## Exercise task
Send back all the data below, exactly as given.

Source records
****************************************

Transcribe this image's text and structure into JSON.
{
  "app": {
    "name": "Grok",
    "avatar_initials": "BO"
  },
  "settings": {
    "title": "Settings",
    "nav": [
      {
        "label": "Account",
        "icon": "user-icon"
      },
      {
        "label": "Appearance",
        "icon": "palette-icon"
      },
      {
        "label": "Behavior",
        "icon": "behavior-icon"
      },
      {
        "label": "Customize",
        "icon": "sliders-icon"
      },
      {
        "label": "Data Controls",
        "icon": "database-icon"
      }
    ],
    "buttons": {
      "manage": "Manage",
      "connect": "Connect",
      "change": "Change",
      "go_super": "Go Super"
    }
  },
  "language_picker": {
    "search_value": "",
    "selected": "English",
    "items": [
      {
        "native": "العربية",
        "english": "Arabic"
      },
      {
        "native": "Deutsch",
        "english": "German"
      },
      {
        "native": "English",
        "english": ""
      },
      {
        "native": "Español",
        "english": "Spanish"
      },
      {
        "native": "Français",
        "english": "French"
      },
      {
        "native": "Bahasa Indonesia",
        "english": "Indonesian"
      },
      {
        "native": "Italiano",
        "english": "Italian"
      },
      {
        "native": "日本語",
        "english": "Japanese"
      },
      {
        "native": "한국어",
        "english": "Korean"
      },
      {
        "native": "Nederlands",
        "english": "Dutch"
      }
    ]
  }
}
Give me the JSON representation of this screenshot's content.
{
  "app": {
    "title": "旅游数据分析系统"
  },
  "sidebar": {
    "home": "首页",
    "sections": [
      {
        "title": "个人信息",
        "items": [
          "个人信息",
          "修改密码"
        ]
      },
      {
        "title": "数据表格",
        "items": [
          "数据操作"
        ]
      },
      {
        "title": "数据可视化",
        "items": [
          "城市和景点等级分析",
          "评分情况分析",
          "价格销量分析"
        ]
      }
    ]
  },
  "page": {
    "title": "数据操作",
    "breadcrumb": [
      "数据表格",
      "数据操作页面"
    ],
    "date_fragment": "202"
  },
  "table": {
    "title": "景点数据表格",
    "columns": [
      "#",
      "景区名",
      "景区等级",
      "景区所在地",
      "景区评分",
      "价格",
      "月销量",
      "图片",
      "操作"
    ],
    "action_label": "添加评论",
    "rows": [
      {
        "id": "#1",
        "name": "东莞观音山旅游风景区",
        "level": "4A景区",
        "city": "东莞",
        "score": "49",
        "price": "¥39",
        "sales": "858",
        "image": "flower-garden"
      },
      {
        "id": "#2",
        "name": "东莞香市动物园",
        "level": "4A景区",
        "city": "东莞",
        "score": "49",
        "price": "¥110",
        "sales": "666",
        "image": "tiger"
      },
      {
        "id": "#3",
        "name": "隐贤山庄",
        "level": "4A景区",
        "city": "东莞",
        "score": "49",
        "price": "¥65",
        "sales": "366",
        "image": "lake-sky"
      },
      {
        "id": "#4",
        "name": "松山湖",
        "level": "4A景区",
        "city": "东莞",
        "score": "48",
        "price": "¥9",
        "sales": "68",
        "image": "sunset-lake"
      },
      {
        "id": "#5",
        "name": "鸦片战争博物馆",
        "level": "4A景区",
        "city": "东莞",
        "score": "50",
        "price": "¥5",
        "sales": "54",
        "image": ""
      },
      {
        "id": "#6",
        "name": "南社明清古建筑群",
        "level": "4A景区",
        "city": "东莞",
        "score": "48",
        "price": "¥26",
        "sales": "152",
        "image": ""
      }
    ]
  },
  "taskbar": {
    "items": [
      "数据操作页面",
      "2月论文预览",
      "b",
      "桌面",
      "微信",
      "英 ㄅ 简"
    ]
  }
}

****************************************

## Response
Transcribe this image's text and structure into JSON.
{
  "app": {
    "name": "Grok",
    "avatar_initials": "BO"
  },
  "settings": {
    "title": "Settings",
    "nav": [
      {
        "label": "Account",
        "icon": "user-icon"
      },
      {
        "label": "Appearance",
        "icon": "palette-icon"
      },
      {
        "label": "Behavior",
        "icon": "behavior-icon"
      },
      {
        "label": "Customize",
        "icon": "sliders-icon"
      },
      {
        "label": "Data Controls",
        "icon": "database-icon"
      }
    ],
    "buttons": {
      "manage": "Manage",
      "connect": "Connect",
      "change": "Change",
      "go_super": "Go Super"
    }
  },
  "language_picker": {
    "search_value": "",
    "selected": "English",
    "items": [
      {
        "native": "العربية",
        "english": "Arabic"
      },
      {
        "native": "Deutsch",
        "english": "German"
      },
      {
        "native": "English",
        "english": ""
      },
      {
        "native": "Español",
        "english": "Spanish"
      },
      {
        "native": "Français",
        "english": "French"
      },
      {
        "native": "Bahasa Indonesia",
        "english": "Indonesian"
      },
      {
        "native": "Italiano",
        "english": "Italian"
      },
      {
        "native": "日本語",
        "english": "Japanese"
      },
      {
        "native": "한국어",
        "english": "Korean"
      },
      {
        "native": "Nederlands",
        "english": "Dutch"
      }
    ]
  }
}
Give me the JSON representation of this screenshot's content.
{
  "app": {
    "title": "旅游数据分析系统"
  },
  "sidebar": {
    "home": "首页",
    "sections": [
      {
        "title": "个人信息",
        "items": [
          "个人信息",
          "修改密码"
        ]
      },
      {
        "title": "数据表格",
        "items": [
          "数据操作"
        ]
      },
      {
        "title": "数据可视化",
        "items": [
          "城市和景点等级分析",
          "评分情况分析",
          "价格销量分析"
        ]
      }
    ]
  },
  "page": {
    "title": "数据操作",
    "breadcrumb": [
      "数据表格",
      "数据操作页面"
    ],
    "date_fragment": "202"
  },
  "table": {
    "title": "景点数据表格",
    "columns": [
      "#",
      "景区名",
      "景区等级",
      "景区所在地",
      "景区评分",
      "价格",
      "月销量",
      "图片",
      "操作"
    ],
    "action_label": "添加评论",
    "rows": [
      {
        "id": "#1",
        "name": "东莞观音山旅游风景区",
        "level": "4A景区",
        "city": "东莞",
        "score": "49",
        "price": "¥39",
        "sales": "858",
        "image": "flower-garden"
      },
      {
        "id": "#2",
        "name": "东莞香市动物园",
        "level": "4A景区",
        "city": "东莞",
        "score": "49",
        "price": "¥110",
        "sales": "666",
        "image": "tiger"
      },
      {
        "id": "#3",
        "name": "隐贤山庄",
        "level": "4A景区",
        "city": "东莞",
        "score": "49",
        "price": "¥65",
        "sales": "366",
        "image": "lake-sky"
      },
      {
        "id": "#4",
        "name": "松山湖",
        "level": "4A景区",
        "city": "东莞",
        "score": "48",
        "price": "¥9",
        "sales": "68",
        "image": "sunset-lake"
      },
      {
        "id": "#5",
        "name": "鸦片战争博物馆",
        "level": "4A景区",
        "city": "东莞",
        "score": "50",
        "price": "¥5",
        "sales": "54",
        "image": ""
      },
      {
        "id": "#6",
        "name": "南社明清古建筑群",
        "level": "4A景区",
        "city": "东莞",
        "score": "48",
        "price": "¥26",
        "sales": "152",
        "image": ""
      }
    ]
  },
  "taskbar": {
    "items": [
      "数据操作页面",
      "2月论文预览",
      "b",
      "桌面",
      "微信",
      "英 ㄅ 简"
    ]
  }
}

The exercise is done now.